▶ _SEITENTEXT_:
※ ※ ※

Die US-Regierung schließt nicht mehr aus, dass das Virus entgegen der Darstellung Pekings durch einen Laborunfall in die Außenwelt geriet. Auch Bundesentwicklungsminister Gerd Müller (CSU) forderte am Sonntag eine lückenlose Aufklärung von Peking. Was über das Wuhan-Institut für Virologie bekannt ist:

Die größte Virusbank Asiens

Das Wuhan Institut für Virologie ist Standort der größten Virusbank Asiens, es ist das chinesische Zentrum für die Sammlung von Viruskulturen. Mehr als 1500 verschiedene Erregerstämme sind laut der Instituts-Website dort vorhanden.

Das 2015 vollendete und 2018 eröffnete Zentrum ist das erste Bioforschungslabor der höchsten Sicherheitsstufe in ganz Asien. In solchen Laboren dürfen hochansteckende Krankheitserreger der Klasse vier – etwa Ebola-Viren – aufbewahrt werden.

※ ※ ※

Daten zur Seitensegmentierung
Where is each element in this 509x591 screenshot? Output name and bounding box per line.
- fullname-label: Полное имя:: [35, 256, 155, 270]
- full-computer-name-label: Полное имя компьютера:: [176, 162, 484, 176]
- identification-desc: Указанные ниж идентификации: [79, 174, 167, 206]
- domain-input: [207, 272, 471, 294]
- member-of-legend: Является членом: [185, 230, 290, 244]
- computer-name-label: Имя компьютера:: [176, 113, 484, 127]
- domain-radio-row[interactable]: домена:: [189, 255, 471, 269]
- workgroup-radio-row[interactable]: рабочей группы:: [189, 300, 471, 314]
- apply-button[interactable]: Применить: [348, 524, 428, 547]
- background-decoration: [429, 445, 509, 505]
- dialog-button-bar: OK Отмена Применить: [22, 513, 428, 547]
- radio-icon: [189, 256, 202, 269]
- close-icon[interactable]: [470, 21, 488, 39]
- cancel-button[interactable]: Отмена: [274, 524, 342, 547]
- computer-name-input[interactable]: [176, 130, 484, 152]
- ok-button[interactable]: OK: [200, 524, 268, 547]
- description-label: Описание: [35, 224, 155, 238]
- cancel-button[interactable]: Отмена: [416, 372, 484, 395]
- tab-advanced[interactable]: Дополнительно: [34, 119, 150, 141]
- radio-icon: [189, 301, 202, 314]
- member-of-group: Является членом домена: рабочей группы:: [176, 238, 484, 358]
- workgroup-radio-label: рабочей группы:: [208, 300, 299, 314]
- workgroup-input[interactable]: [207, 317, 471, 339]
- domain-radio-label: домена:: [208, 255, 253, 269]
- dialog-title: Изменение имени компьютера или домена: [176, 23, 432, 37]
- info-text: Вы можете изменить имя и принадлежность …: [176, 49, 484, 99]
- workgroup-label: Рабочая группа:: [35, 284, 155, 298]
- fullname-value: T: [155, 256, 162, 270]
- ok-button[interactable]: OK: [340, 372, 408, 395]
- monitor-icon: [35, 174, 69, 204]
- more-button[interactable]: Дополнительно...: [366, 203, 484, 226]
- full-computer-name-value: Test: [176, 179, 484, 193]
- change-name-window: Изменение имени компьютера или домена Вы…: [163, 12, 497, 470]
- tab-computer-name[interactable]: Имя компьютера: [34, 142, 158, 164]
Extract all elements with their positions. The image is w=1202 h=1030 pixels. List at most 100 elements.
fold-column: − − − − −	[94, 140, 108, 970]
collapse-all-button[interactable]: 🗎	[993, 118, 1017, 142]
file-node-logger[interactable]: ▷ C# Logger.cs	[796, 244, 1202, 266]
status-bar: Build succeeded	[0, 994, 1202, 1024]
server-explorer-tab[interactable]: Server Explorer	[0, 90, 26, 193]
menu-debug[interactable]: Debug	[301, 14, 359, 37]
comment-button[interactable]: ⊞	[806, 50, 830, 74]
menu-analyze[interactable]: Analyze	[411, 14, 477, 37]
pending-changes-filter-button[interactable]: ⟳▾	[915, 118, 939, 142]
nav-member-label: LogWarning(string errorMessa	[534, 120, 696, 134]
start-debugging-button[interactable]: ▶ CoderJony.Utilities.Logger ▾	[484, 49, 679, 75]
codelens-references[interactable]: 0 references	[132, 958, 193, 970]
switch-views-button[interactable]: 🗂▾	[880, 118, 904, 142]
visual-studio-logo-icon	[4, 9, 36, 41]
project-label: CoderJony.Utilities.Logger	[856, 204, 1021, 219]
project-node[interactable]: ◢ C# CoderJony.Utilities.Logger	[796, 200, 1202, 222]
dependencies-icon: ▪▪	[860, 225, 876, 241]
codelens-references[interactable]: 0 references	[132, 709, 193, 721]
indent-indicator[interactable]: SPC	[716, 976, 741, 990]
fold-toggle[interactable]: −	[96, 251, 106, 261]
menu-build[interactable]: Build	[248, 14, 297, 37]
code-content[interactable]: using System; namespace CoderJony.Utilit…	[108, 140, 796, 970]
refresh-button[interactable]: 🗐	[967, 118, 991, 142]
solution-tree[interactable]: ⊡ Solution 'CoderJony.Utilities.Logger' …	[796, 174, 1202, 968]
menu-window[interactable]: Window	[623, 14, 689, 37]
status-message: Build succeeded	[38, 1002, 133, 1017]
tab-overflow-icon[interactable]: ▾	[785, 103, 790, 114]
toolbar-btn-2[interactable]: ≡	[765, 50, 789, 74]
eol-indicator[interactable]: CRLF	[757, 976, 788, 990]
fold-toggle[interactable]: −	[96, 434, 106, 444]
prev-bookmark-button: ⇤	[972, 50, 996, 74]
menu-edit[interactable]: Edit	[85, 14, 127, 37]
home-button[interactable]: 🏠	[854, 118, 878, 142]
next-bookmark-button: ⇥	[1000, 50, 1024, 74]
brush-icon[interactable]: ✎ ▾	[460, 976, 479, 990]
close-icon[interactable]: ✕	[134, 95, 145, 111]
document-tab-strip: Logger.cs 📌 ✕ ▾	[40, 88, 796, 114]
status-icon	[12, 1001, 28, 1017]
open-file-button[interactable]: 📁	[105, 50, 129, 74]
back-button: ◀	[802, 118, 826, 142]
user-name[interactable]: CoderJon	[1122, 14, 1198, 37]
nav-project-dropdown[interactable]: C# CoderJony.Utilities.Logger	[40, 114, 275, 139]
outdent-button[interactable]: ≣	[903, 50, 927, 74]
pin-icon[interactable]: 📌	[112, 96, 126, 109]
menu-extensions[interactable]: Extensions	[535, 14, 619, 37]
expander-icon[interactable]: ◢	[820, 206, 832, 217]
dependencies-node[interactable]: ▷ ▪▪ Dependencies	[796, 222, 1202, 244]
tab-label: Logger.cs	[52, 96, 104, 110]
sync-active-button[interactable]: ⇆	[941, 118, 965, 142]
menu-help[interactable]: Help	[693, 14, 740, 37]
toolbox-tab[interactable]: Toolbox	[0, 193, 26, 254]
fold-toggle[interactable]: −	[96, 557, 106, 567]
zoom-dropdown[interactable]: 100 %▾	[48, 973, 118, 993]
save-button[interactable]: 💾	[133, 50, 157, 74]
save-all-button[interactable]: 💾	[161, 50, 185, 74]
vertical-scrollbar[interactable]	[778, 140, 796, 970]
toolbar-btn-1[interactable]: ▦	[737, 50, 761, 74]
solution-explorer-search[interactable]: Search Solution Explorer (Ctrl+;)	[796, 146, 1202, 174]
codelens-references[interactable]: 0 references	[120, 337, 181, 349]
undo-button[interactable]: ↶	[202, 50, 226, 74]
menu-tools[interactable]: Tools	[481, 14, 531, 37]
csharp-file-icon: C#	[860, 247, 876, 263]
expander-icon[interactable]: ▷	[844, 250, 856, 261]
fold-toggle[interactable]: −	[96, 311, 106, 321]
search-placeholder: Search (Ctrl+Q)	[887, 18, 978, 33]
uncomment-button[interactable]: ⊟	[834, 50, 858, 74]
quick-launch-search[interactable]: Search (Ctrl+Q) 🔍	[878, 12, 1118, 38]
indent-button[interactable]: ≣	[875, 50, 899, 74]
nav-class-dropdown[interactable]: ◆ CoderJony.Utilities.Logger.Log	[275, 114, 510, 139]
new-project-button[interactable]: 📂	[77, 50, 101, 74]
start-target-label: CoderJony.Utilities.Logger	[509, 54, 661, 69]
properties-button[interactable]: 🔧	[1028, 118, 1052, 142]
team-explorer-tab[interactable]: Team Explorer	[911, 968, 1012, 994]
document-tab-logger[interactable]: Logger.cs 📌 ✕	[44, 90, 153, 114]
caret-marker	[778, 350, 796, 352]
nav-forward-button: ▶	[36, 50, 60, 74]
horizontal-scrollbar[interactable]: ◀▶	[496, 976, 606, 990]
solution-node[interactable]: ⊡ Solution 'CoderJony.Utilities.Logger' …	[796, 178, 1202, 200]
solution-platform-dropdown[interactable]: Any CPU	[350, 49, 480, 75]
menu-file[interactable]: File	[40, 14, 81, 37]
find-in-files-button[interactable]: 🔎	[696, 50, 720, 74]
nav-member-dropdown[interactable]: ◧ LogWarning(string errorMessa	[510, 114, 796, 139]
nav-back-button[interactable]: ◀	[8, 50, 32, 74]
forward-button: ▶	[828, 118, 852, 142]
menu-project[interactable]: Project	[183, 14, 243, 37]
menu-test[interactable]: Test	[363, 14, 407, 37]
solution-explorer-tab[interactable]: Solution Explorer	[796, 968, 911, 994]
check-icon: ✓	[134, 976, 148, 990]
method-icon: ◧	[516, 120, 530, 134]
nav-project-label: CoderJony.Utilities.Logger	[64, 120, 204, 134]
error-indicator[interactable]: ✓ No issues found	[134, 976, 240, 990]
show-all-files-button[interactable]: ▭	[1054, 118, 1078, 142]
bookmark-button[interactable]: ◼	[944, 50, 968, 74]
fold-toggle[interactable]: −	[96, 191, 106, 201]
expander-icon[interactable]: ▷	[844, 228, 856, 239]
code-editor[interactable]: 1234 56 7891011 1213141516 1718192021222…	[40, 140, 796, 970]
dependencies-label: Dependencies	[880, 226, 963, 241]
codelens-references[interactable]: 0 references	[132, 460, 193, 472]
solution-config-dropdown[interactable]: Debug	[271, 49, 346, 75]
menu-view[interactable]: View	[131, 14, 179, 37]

※ ※ ※

Wie viele verschiedene Erregerstämme sind laut dem Text über das Wuhan-Institut für Virologie dort vorhanden?

▶ _ANTWORT_: Laut der Instituts-Website mehr als 1500.